YOUR INSTRUCTIONS:
Scan the entries below for the word "nghèo". Copy each line that has it.

· · · ·

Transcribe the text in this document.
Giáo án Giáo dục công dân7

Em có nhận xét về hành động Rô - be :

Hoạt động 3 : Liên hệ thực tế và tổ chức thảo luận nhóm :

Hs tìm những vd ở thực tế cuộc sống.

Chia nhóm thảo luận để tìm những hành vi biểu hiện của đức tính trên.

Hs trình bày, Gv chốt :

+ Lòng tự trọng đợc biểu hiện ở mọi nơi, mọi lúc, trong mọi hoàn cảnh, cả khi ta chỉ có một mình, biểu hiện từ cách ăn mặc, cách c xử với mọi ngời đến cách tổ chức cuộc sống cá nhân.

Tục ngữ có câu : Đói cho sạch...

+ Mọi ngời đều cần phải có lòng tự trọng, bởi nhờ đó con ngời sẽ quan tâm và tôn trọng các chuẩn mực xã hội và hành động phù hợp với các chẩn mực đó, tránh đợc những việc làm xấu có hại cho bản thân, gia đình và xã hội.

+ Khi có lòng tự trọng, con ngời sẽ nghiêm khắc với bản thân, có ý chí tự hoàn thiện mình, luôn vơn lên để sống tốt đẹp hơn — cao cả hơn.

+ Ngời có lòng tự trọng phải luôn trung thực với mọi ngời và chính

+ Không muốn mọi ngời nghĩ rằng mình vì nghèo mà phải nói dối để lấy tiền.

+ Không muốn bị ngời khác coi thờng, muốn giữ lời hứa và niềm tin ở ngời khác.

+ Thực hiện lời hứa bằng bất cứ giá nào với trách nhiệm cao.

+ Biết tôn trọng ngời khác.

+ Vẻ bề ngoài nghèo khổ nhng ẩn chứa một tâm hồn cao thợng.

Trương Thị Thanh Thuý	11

· · · ·

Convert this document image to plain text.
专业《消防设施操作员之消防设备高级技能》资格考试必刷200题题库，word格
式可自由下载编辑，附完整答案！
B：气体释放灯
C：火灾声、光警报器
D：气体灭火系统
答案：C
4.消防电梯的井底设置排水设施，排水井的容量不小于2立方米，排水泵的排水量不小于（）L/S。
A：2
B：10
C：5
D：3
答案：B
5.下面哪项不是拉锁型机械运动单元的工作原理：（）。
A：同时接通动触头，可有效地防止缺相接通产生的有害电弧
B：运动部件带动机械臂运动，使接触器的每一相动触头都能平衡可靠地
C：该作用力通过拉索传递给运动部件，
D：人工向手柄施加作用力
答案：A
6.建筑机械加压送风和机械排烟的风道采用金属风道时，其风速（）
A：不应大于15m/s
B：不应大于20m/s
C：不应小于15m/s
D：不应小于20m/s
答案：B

· · · ·

RIGHT ANSWER:
+ Không muốn mọi ngời nghĩ rằng mình vì nghèo mà phải nói dối để lấy tiền.
+ Vẻ bề ngoài nghèo khổ nhng ẩn chứa một tâm hồn cao thợng.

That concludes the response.